• _AIM_: Copy every record below exactly as written, but leave out the pictures.

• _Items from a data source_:
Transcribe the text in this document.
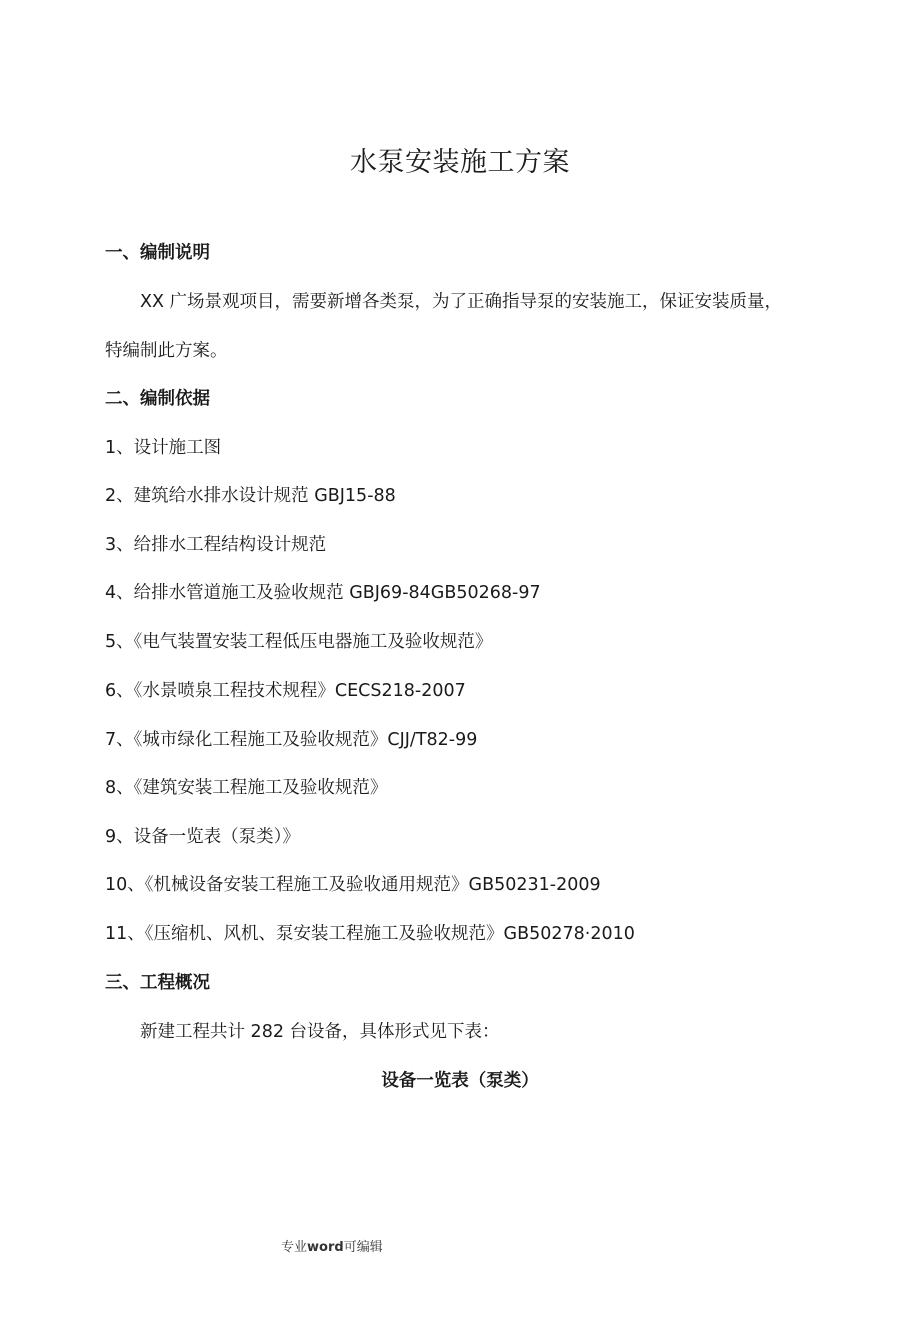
水泵安装施工方案
一、编制说明
XX 广场景观项目，需要新增各类泵，为了正确指导泵的安装施工，保证安装质量，
特编制此方案。
二、编制依据
1、设计施工图
2、建筑给水排水设计规范 GBJ15-88
3、给排水工程结构设计规范
4、给排水管道施工及验收规范 GBJ69-84GB50268-97
5、《电气装置安装工程低压电器施工及验收规范》
6、《水景喷泉工程技术规程》CECS218-2007
7、《城市绿化工程施工及验收规范》CJJ/T82-99
8、《建筑安装工程施工及验收规范》
9、设备一览表（泵类）》
10、《机械设备安装工程施工及验收通用规范》GB50231-2009
11、《压缩机、风机、泵安装工程施工及验收规范》GB50278·2010
三、工程概况
新建工程共计 282 台设备，具体形式见下表：
设备一览表（泵类）
专业word可编辑
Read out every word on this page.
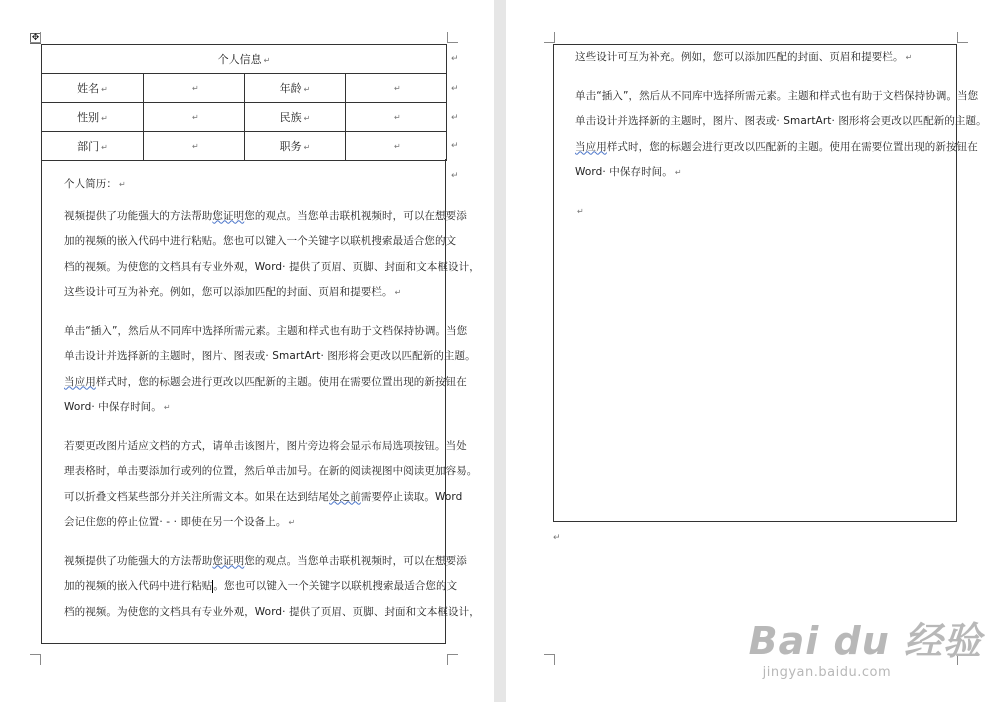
✥
个人信息 ↵			
姓名 ↵	↵	年龄 ↵	↵

性别 ↵	↵	民族 ↵	↵

部门 ↵	↵	职务 ↵	↵
↵
↵
↵
↵
↵
个人简历： ↵
视频提供了功能强大的方法帮助您证明您的观点。当您单击联机视频时，可以在想要添
加的视频的嵌入代码中进行粘贴。您也可以键入一个关键字以联机搜索最适合您的文
档的视频。为使您的文档具有专业外观，Word· 提供了页眉、页脚、封面和文本框设计，
这些设计可互为补充。例如，您可以添加匹配的封面、页眉和提要栏。 ↵
单击“插入”，然后从不同库中选择所需元素。主题和样式也有助于文档保持协调。当您
单击设计并选择新的主题时，图片、图表或· SmartArt· 图形将会更改以匹配新的主题。
当应用样式时，您的标题会进行更改以匹配新的主题。使用在需要位置出现的新按钮在
Word· 中保存时间。 ↵
若要更改图片适应文档的方式，请单击该图片，图片旁边将会显示布局选项按钮。当处
理表格时，单击要添加行或列的位置，然后单击加号。在新的阅读视图中阅读更加容易。
可以折叠文档某些部分并关注所需文本。如果在达到结尾处之前需要停止读取。Word
会记住您的停止位置· - · 即使在另一个设备上。 ↵
视频提供了功能强大的方法帮助您证明您的观点。当您单击联机视频时，可以在想要添
加的视频的嵌入代码中进行粘贴。您也可以键入一个关键字以联机搜索最适合您的文
档的视频。为使您的文档具有专业外观，Word· 提供了页眉、页脚、封面和文本框设计，
↵
这些设计可互为补充。例如，您可以添加匹配的封面、页眉和提要栏。 ↵
单击“插入”，然后从不同库中选择所需元素。主题和样式也有助于文档保持协调。当您
单击设计并选择新的主题时，图片、图表或· SmartArt· 图形将会更改以匹配新的主题。
当应用样式时，您的标题会进行更改以匹配新的主题。使用在需要位置出现的新按钮在
Word· 中保存时间。 ↵
↵
Bai du 经验
jingyan.baidu.com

• _TASK RESULT_:
Transcribe the text in this document.
水泵安装施工方案
一、编制说明
XX 广场景观项目，需要新增各类泵，为了正确指导泵的安装施工，保证安装质量，
特编制此方案。
二、编制依据
1、设计施工图
2、建筑给水排水设计规范 GBJ15-88
3、给排水工程结构设计规范
4、给排水管道施工及验收规范 GBJ69-84GB50268-97
5、《电气装置安装工程低压电器施工及验收规范》
6、《水景喷泉工程技术规程》CECS218-2007
7、《城市绿化工程施工及验收规范》CJJ/T82-99
8、《建筑安装工程施工及验收规范》
9、设备一览表（泵类）》
10、《机械设备安装工程施工及验收通用规范》GB50231-2009
11、《压缩机、风机、泵安装工程施工及验收规范》GB50278·2010
三、工程概况
新建工程共计 282 台设备，具体形式见下表：
设备一览表（泵类）
专业word可编辑
Read out every word on this page.
✥
个人信息 ↵			
姓名 ↵	↵	年龄 ↵	↵

性别 ↵	↵	民族 ↵	↵

部门 ↵	↵	职务 ↵	↵
↵
↵
↵
↵
↵
个人简历： ↵
视频提供了功能强大的方法帮助您证明您的观点。当您单击联机视频时，可以在想要添
加的视频的嵌入代码中进行粘贴。您也可以键入一个关键字以联机搜索最适合您的文
档的视频。为使您的文档具有专业外观，Word· 提供了页眉、页脚、封面和文本框设计，
这些设计可互为补充。例如，您可以添加匹配的封面、页眉和提要栏。 ↵
单击“插入”，然后从不同库中选择所需元素。主题和样式也有助于文档保持协调。当您
单击设计并选择新的主题时，图片、图表或· SmartArt· 图形将会更改以匹配新的主题。
当应用样式时，您的标题会进行更改以匹配新的主题。使用在需要位置出现的新按钮在
Word· 中保存时间。 ↵
若要更改图片适应文档的方式，请单击该图片，图片旁边将会显示布局选项按钮。当处
理表格时，单击要添加行或列的位置，然后单击加号。在新的阅读视图中阅读更加容易。
可以折叠文档某些部分并关注所需文本。如果在达到结尾处之前需要停止读取。Word
会记住您的停止位置· - · 即使在另一个设备上。 ↵
视频提供了功能强大的方法帮助您证明您的观点。当您单击联机视频时，可以在想要添
加的视频的嵌入代码中进行粘贴。您也可以键入一个关键字以联机搜索最适合您的文
档的视频。为使您的文档具有专业外观，Word· 提供了页眉、页脚、封面和文本框设计，
↵
这些设计可互为补充。例如，您可以添加匹配的封面、页眉和提要栏。 ↵
单击“插入”，然后从不同库中选择所需元素。主题和样式也有助于文档保持协调。当您
单击设计并选择新的主题时，图片、图表或· SmartArt· 图形将会更改以匹配新的主题。
当应用样式时，您的标题会进行更改以匹配新的主题。使用在需要位置出现的新按钮在
Word· 中保存时间。 ↵
↵
Bai du 经验
jingyan.baidu.com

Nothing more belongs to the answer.